## [WHAT TO DO]
Write out the records that appear below, verbatim and complete, but without pictures.

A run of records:
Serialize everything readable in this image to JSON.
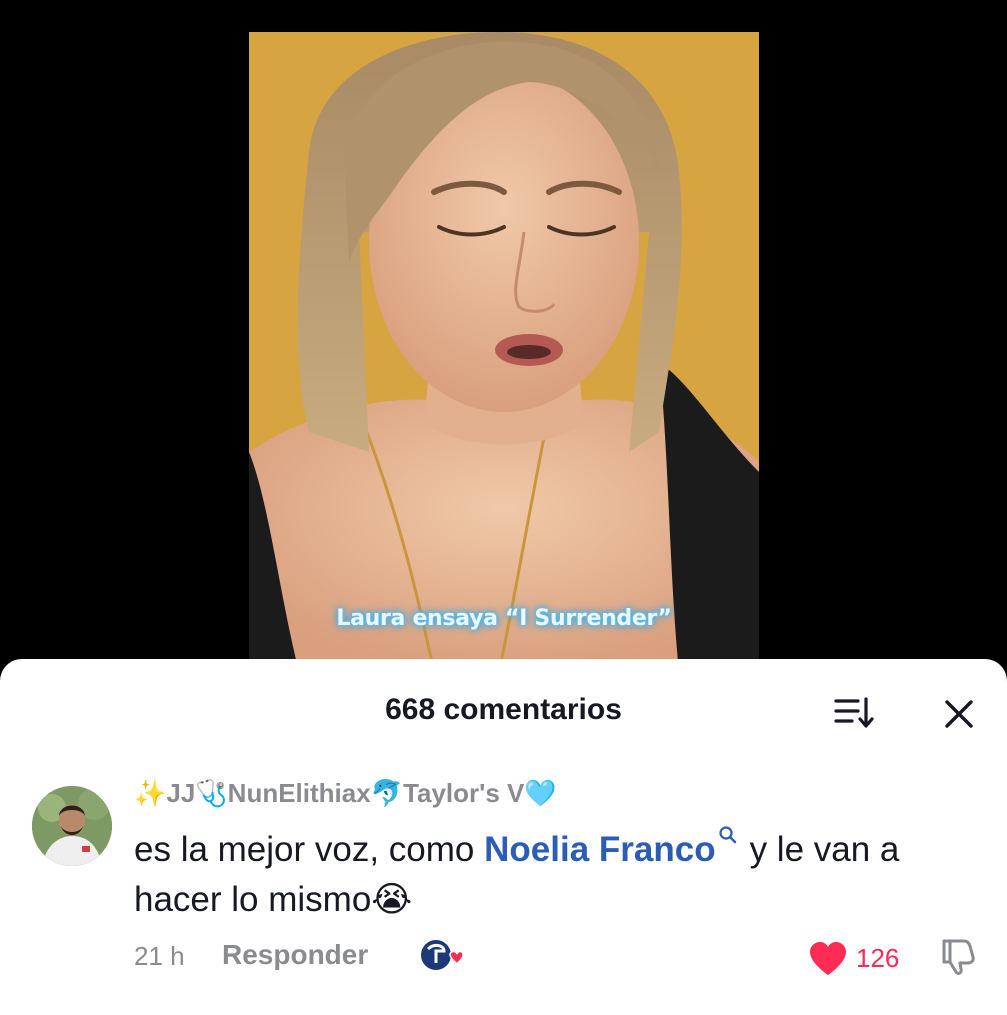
{
  "video": {
    "caption": "Laura ensaya “I Surrender”"
  },
  "comments_sheet": {
    "title": "668 comentarios",
    "sort_icon": "sort-descending-icon",
    "close_icon": "close-icon"
  },
  "comment": {
    "username_emoji_1": "✨",
    "username_part_1": "JJ",
    "username_emoji_2": "🩺",
    "username_part_2": "NunElithiax",
    "username_emoji_3": "🐬",
    "username_part_3": "Taylor's V",
    "username_emoji_4": "🩵",
    "text_before_mention": "es la mejor voz, como ",
    "mention": "Noelia Franco",
    "text_after_mention": "y le van a hacer lo mismo",
    "text_emoji": "😭",
    "time": "21 h",
    "reply_label": "Responder",
    "like_count": "126",
    "liked": true,
    "colors": {
      "like": "#fe2c55",
      "mention": "#2b5db5",
      "secondary_text": "#8a8b91"
    }
  }
}
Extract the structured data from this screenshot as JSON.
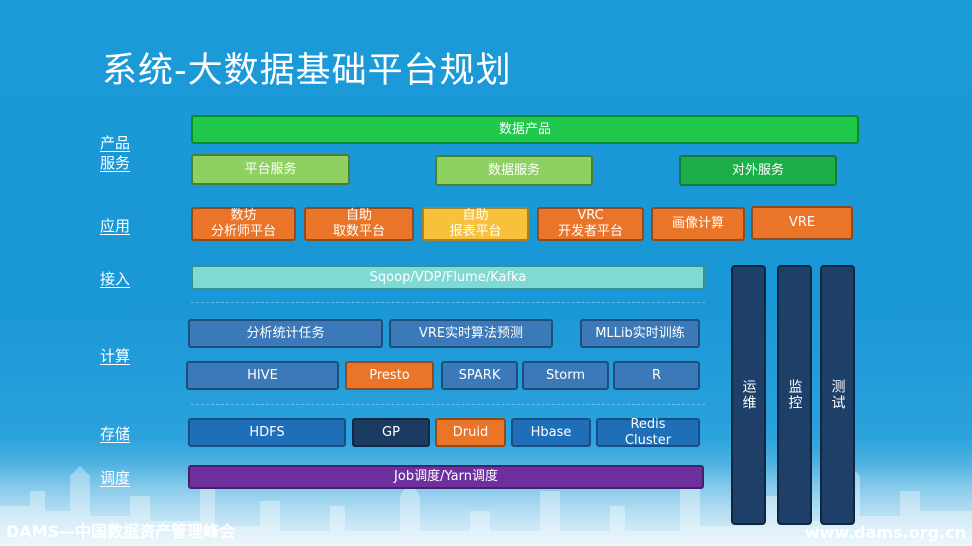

## [TASK SOLUTION]
Serialize everything readable in this image to JSON.
{
  "video": {
    "caption": "Laura ensaya “I Surrender”"
  },
  "comments_sheet": {
    "title": "668 comentarios",
    "sort_icon": "sort-descending-icon",
    "close_icon": "close-icon"
  },
  "comment": {
    "username_emoji_1": "✨",
    "username_part_1": "JJ",
    "username_emoji_2": "🩺",
    "username_part_2": "NunElithiax",
    "username_emoji_3": "🐬",
    "username_part_3": "Taylor's V",
    "username_emoji_4": "🩵",
    "text_before_mention": "es la mejor voz, como ",
    "mention": "Noelia Franco",
    "text_after_mention": "y le van a hacer lo mismo",
    "text_emoji": "😭",
    "time": "21 h",
    "reply_label": "Responder",
    "like_count": "126",
    "liked": true,
    "colors": {
      "like": "#fe2c55",
      "mention": "#2b5db5",
      "secondary_text": "#8a8b91"
    }
  }
}
Extract the structured data from this screenshot as JSON.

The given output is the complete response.